[START OF Records for processing]

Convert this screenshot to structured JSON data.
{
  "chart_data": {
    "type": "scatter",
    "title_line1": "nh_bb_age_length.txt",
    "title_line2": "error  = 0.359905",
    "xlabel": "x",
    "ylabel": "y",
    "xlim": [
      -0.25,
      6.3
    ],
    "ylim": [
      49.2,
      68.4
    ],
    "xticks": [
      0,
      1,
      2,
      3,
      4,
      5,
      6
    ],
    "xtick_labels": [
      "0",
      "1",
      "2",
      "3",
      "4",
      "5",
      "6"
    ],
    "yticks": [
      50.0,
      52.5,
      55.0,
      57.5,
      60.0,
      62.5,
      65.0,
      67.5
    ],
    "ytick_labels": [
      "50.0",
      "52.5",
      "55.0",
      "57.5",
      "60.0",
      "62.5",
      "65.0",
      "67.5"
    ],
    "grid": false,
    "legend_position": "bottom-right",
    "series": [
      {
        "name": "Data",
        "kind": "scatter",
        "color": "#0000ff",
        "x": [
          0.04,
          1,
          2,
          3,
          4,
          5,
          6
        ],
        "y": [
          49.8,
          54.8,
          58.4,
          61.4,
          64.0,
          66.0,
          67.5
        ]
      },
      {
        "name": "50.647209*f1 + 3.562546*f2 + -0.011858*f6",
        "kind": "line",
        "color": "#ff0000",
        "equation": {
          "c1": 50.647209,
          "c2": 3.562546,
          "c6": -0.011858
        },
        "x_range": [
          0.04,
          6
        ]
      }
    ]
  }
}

[END OF Records for processing]

_What needs to be done_
Reproduce the material above without altering a single character.

_Worked solution_
Convert this screenshot to structured JSON data.
{
  "chart_data": {
    "type": "scatter",
    "title_line1": "nh_bb_age_length.txt",
    "title_line2": "error  = 0.359905",
    "xlabel": "x",
    "ylabel": "y",
    "xlim": [
      -0.25,
      6.3
    ],
    "ylim": [
      49.2,
      68.4
    ],
    "xticks": [
      0,
      1,
      2,
      3,
      4,
      5,
      6
    ],
    "xtick_labels": [
      "0",
      "1",
      "2",
      "3",
      "4",
      "5",
      "6"
    ],
    "yticks": [
      50.0,
      52.5,
      55.0,
      57.5,
      60.0,
      62.5,
      65.0,
      67.5
    ],
    "ytick_labels": [
      "50.0",
      "52.5",
      "55.0",
      "57.5",
      "60.0",
      "62.5",
      "65.0",
      "67.5"
    ],
    "grid": false,
    "legend_position": "bottom-right",
    "series": [
      {
        "name": "Data",
        "kind": "scatter",
        "color": "#0000ff",
        "x": [
          0.04,
          1,
          2,
          3,
          4,
          5,
          6
        ],
        "y": [
          49.8,
          54.8,
          58.4,
          61.4,
          64.0,
          66.0,
          67.5
        ]
      },
      {
        "name": "50.647209*f1 + 3.562546*f2 + -0.011858*f6",
        "kind": "line",
        "color": "#ff0000",
        "equation": {
          "c1": 50.647209,
          "c2": 3.562546,
          "c6": -0.011858
        },
        "x_range": [
          0.04,
          6
        ]
      }
    ]
  }
}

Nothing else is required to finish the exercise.